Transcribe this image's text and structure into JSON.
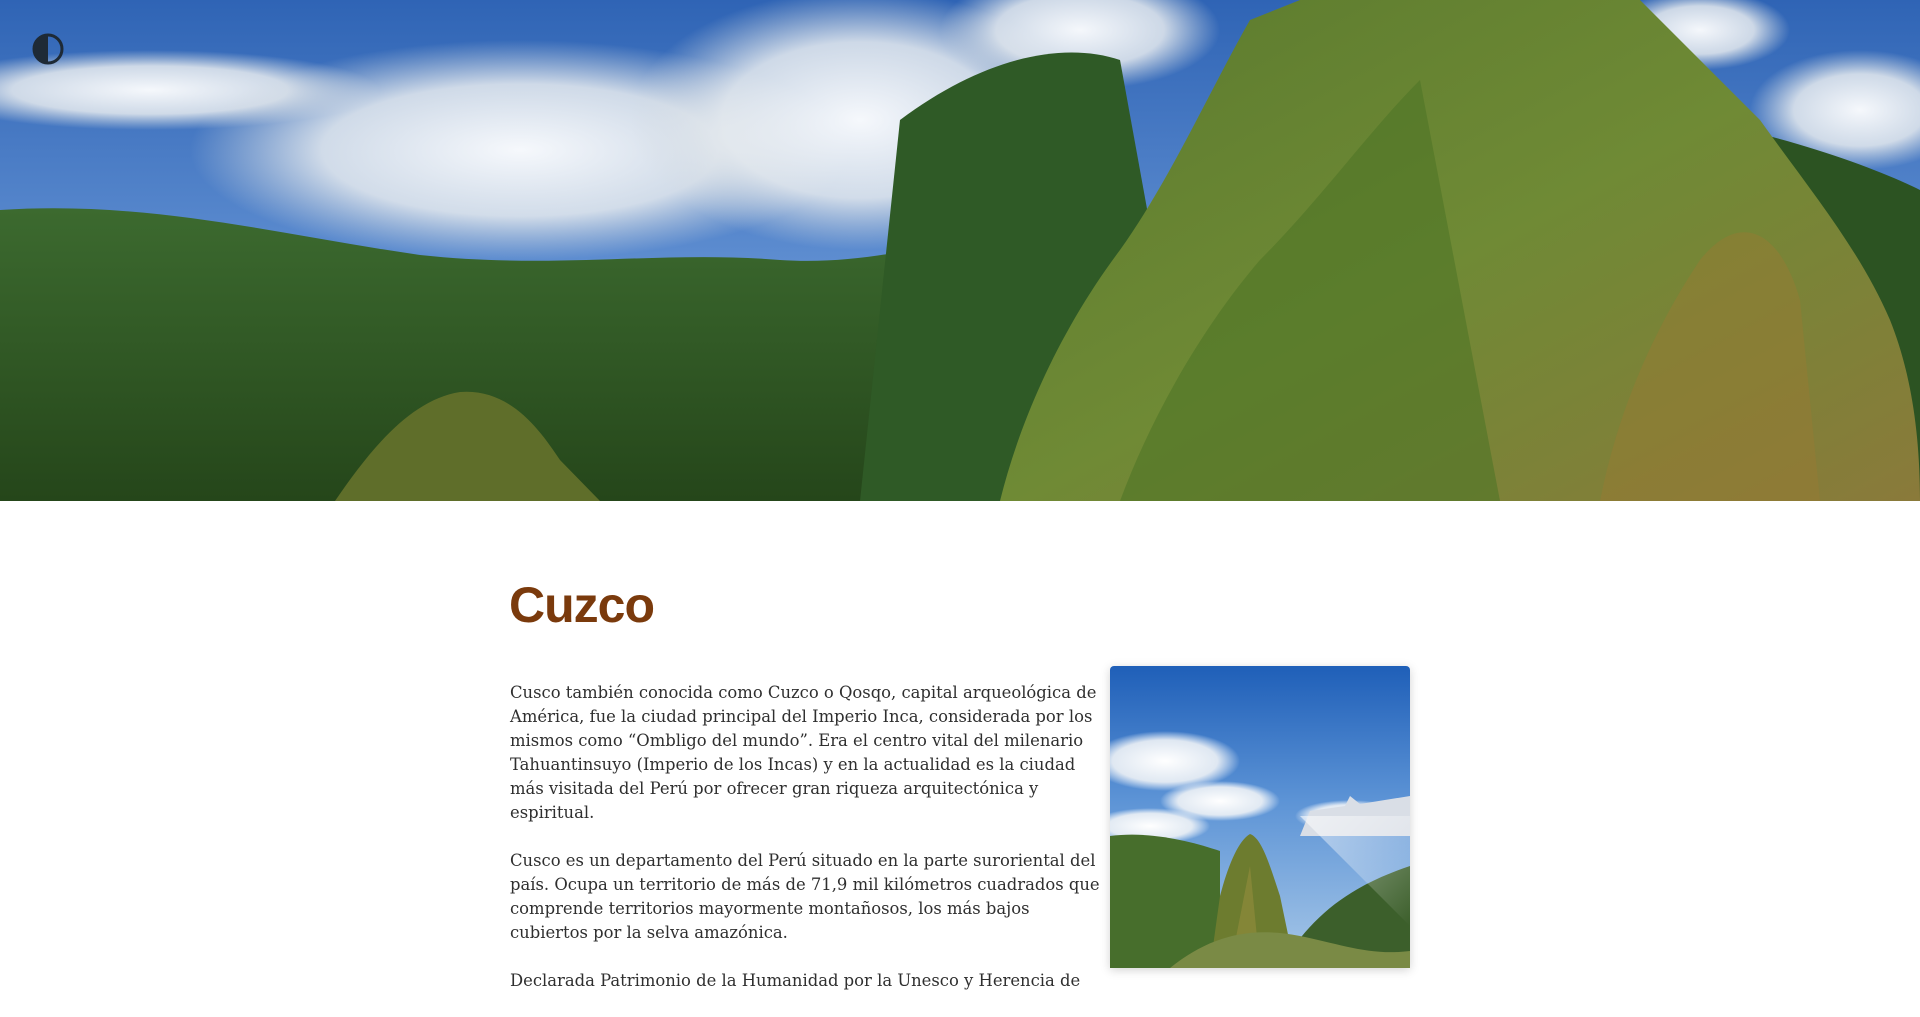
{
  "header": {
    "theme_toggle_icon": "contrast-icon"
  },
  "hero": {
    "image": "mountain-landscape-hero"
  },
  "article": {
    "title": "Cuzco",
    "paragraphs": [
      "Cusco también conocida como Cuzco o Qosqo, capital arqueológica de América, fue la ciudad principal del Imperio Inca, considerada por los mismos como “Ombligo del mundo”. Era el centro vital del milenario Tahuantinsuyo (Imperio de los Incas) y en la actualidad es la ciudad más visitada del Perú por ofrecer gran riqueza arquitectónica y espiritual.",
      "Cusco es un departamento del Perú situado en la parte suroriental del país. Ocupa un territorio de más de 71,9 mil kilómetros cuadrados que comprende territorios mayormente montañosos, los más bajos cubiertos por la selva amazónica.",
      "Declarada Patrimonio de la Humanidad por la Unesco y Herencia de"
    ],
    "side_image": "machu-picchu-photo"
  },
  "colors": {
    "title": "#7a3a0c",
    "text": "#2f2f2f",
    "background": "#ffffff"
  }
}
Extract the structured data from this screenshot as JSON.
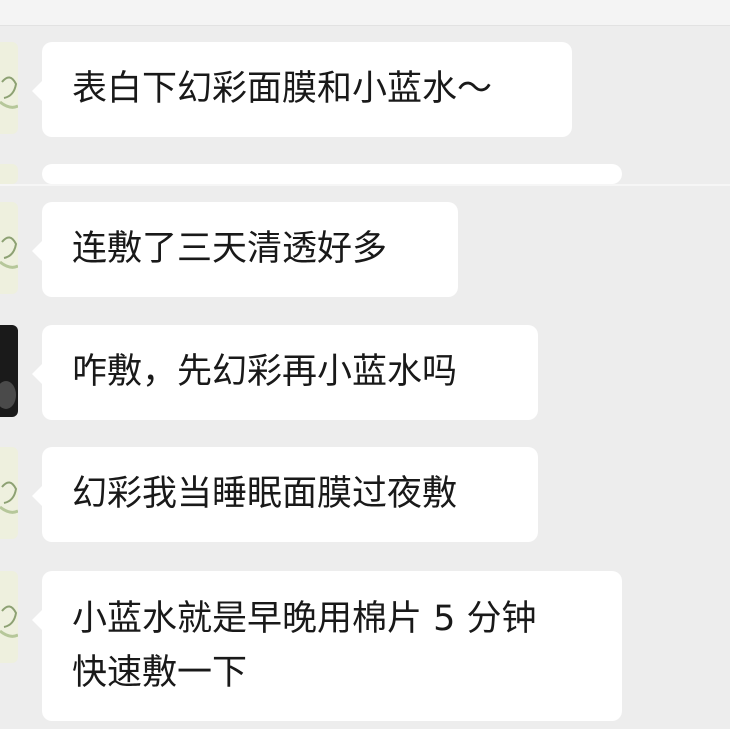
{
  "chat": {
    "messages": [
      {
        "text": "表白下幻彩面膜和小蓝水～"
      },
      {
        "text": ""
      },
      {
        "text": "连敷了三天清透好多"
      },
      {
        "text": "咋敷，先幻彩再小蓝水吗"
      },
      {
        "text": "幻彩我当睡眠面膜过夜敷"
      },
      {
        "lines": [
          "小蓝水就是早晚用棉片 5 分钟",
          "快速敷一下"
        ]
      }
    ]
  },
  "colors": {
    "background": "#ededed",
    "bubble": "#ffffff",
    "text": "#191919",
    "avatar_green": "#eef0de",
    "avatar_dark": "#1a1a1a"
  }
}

★ ★ ★ ★ ★

_DIRECTIONS FOR THIS TASK_
Images in the records should not be copied. Repeat all the rest exactly.

_OUTPUT_
Transcribe this image's text and structure into JSON.
{
  "header": {
    "theme_toggle_icon": "contrast-icon"
  },
  "hero": {
    "image": "mountain-landscape-hero"
  },
  "article": {
    "title": "Cuzco",
    "paragraphs": [
      "Cusco también conocida como Cuzco o Qosqo, capital arqueológica de América, fue la ciudad principal del Imperio Inca, considerada por los mismos como “Ombligo del mundo”. Era el centro vital del milenario Tahuantinsuyo (Imperio de los Incas) y en la actualidad es la ciudad más visitada del Perú por ofrecer gran riqueza arquitectónica y espiritual.",
      "Cusco es un departamento del Perú situado en la parte suroriental del país. Ocupa un territorio de más de 71,9 mil kilómetros cuadrados que comprende territorios mayormente montañosos, los más bajos cubiertos por la selva amazónica.",
      "Declarada Patrimonio de la Humanidad por la Unesco y Herencia de"
    ],
    "side_image": "machu-picchu-photo"
  },
  "colors": {
    "title": "#7a3a0c",
    "text": "#2f2f2f",
    "background": "#ffffff"
  }
}
Extract the structured data from this screenshot as JSON.
{
  "chat": {
    "messages": [
      {
        "text": "表白下幻彩面膜和小蓝水～"
      },
      {
        "text": ""
      },
      {
        "text": "连敷了三天清透好多"
      },
      {
        "text": "咋敷，先幻彩再小蓝水吗"
      },
      {
        "text": "幻彩我当睡眠面膜过夜敷"
      },
      {
        "lines": [
          "小蓝水就是早晚用棉片 5 分钟",
          "快速敷一下"
        ]
      }
    ]
  },
  "colors": {
    "background": "#ededed",
    "bubble": "#ffffff",
    "text": "#191919",
    "avatar_green": "#eef0de",
    "avatar_dark": "#1a1a1a"
  }
}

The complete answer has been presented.